[Dataset entries]

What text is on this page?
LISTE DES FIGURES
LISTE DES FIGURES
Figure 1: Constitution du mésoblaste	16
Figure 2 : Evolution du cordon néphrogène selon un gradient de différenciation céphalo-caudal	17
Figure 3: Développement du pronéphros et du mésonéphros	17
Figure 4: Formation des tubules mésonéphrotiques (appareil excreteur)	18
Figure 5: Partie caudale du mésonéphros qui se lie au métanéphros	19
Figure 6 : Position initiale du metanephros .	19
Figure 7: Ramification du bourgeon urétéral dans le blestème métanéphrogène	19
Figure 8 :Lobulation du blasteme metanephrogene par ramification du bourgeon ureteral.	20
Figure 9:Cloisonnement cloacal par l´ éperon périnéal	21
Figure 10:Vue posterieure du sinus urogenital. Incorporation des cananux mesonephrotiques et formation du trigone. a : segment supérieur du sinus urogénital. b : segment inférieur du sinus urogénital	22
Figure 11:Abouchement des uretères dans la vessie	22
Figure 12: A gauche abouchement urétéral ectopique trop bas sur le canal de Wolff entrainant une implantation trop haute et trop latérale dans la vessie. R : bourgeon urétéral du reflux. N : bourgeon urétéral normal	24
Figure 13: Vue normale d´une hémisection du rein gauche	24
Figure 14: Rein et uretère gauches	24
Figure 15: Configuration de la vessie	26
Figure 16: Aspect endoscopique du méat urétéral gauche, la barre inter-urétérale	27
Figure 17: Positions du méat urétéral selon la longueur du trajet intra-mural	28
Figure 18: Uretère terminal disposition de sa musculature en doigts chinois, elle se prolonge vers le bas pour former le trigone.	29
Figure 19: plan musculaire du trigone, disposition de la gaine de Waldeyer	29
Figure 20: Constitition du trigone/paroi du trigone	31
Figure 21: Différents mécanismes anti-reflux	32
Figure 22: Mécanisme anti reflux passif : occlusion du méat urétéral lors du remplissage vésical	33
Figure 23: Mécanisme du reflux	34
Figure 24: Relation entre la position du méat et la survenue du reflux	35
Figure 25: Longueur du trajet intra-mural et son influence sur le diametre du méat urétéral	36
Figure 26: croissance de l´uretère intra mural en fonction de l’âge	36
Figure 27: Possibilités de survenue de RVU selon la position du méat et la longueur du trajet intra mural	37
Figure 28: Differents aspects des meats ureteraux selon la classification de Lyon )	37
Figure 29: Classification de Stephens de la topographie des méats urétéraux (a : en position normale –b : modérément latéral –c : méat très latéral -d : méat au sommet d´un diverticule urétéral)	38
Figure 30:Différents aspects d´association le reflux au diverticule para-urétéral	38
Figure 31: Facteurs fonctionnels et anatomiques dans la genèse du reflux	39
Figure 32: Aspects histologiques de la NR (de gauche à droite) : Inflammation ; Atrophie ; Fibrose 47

- STATED TASK -
Your answer should be one number: the count of lines in the data above that include the word "diverticule".

- ANSWER -
2